*What the task requires*:
Go through the material below, count the lines with the word "gardening", and reply with the count alone.

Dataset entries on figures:
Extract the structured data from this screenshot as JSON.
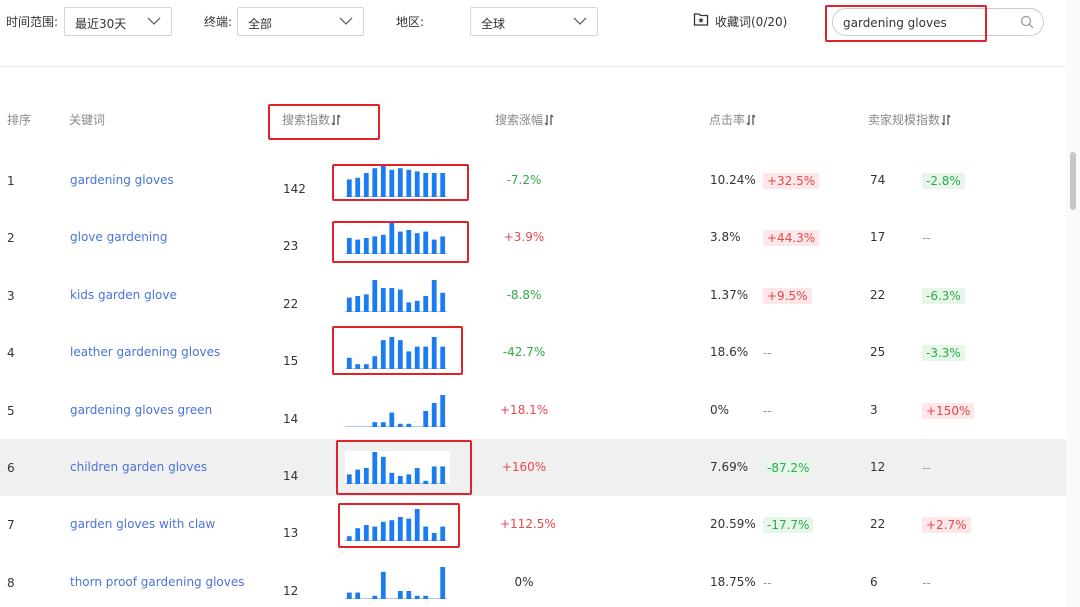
{
  "filters": {
    "time_label": "时间范围:",
    "time_value": "最近30天",
    "device_label": "终端:",
    "device_value": "全部",
    "region_label": "地区:",
    "region_value": "全球",
    "favorites_label": "收藏词(0/20)",
    "search_value": "gardening gloves"
  },
  "columns": {
    "rank": "排序",
    "keyword": "关键词",
    "search_index": "搜索指数",
    "search_growth": "搜索涨幅",
    "ctr": "点击率",
    "seller_index": "卖家规模指数"
  },
  "colors": {
    "bar": "#1a7cf0",
    "baseline": "#a9c8f0",
    "up": "#e5484d",
    "down": "#2faa4a",
    "link": "#4a74d8",
    "annotation": "#e3212a"
  },
  "rows": [
    {
      "rank": "1",
      "keyword": "gardening gloves",
      "index": "142",
      "growth": "-7.2%",
      "growth_dir": "down",
      "ctr": "10.24%",
      "ctr_change": "+32.5%",
      "ctr_dir": "up",
      "sellers": "74",
      "sellers_change": "-2.8%",
      "sellers_dir": "down",
      "trend": [
        0.55,
        0.6,
        0.75,
        0.9,
        1,
        0.85,
        0.9,
        0.85,
        0.8,
        0.75,
        0.75,
        0.75
      ],
      "highlight": false
    },
    {
      "rank": "2",
      "keyword": "glove gardening",
      "index": "23",
      "growth": "+3.9%",
      "growth_dir": "up",
      "ctr": "3.8%",
      "ctr_change": "+44.3%",
      "ctr_dir": "up",
      "sellers": "17",
      "sellers_change": "--",
      "sellers_dir": "none",
      "trend": [
        0.5,
        0.45,
        0.5,
        0.55,
        0.6,
        1,
        0.7,
        0.75,
        0.65,
        0.7,
        0.45,
        0.55
      ],
      "highlight": false
    },
    {
      "rank": "3",
      "keyword": "kids garden glove",
      "index": "22",
      "growth": "-8.8%",
      "growth_dir": "down",
      "ctr": "1.37%",
      "ctr_change": "+9.5%",
      "ctr_dir": "up",
      "sellers": "22",
      "sellers_change": "-6.3%",
      "sellers_dir": "down",
      "trend": [
        0.45,
        0.5,
        0.55,
        1,
        0.75,
        0.75,
        0.7,
        0.3,
        0.35,
        0.5,
        1,
        0.6
      ],
      "highlight": false
    },
    {
      "rank": "4",
      "keyword": "leather gardening gloves",
      "index": "15",
      "growth": "-42.7%",
      "growth_dir": "down",
      "ctr": "18.6%",
      "ctr_change": "--",
      "ctr_dir": "none",
      "sellers": "25",
      "sellers_change": "-3.3%",
      "sellers_dir": "down",
      "trend": [
        0.35,
        0.15,
        0.15,
        0.4,
        0.9,
        1,
        0.9,
        0.55,
        0.7,
        0.7,
        1,
        0.7
      ],
      "highlight": false
    },
    {
      "rank": "5",
      "keyword": "gardening gloves green",
      "index": "14",
      "growth": "+18.1%",
      "growth_dir": "up",
      "ctr": "0%",
      "ctr_change": "--",
      "ctr_dir": "none",
      "sellers": "3",
      "sellers_change": "+150%",
      "sellers_dir": "up",
      "trend": [
        0,
        0,
        0,
        0.15,
        0.15,
        0.45,
        0.1,
        0.1,
        0,
        0.5,
        0.75,
        1
      ],
      "highlight": false
    },
    {
      "rank": "6",
      "keyword": "children garden gloves",
      "index": "14",
      "growth": "+160%",
      "growth_dir": "up",
      "ctr": "7.69%",
      "ctr_change": "-87.2%",
      "ctr_dir": "down",
      "sellers": "12",
      "sellers_change": "--",
      "sellers_dir": "none",
      "trend": [
        0.3,
        0.45,
        0.5,
        1,
        0.85,
        0.35,
        0.25,
        0.3,
        0.5,
        0.1,
        0.55,
        0.55
      ],
      "highlight": true
    },
    {
      "rank": "7",
      "keyword": "garden gloves with claw",
      "index": "13",
      "growth": "+112.5%",
      "growth_dir": "up",
      "ctr": "20.59%",
      "ctr_change": "-17.7%",
      "ctr_dir": "down",
      "sellers": "22",
      "sellers_change": "+2.7%",
      "sellers_dir": "up",
      "trend": [
        0.15,
        0.4,
        0.5,
        0.45,
        0.6,
        0.65,
        0.75,
        0.7,
        1,
        0.45,
        0.25,
        0.45
      ],
      "highlight": false
    },
    {
      "rank": "8",
      "keyword": "thorn proof gardening gloves",
      "index": "12",
      "growth": "0%",
      "growth_dir": "flat",
      "ctr": "18.75%",
      "ctr_change": "--",
      "ctr_dir": "none",
      "sellers": "6",
      "sellers_change": "--",
      "sellers_dir": "none",
      "trend": [
        0.2,
        0.2,
        0,
        0.1,
        0.85,
        0,
        0.25,
        0.25,
        0.1,
        0.1,
        0,
        1
      ],
      "highlight": false
    }
  ]
}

*Answer below*:
6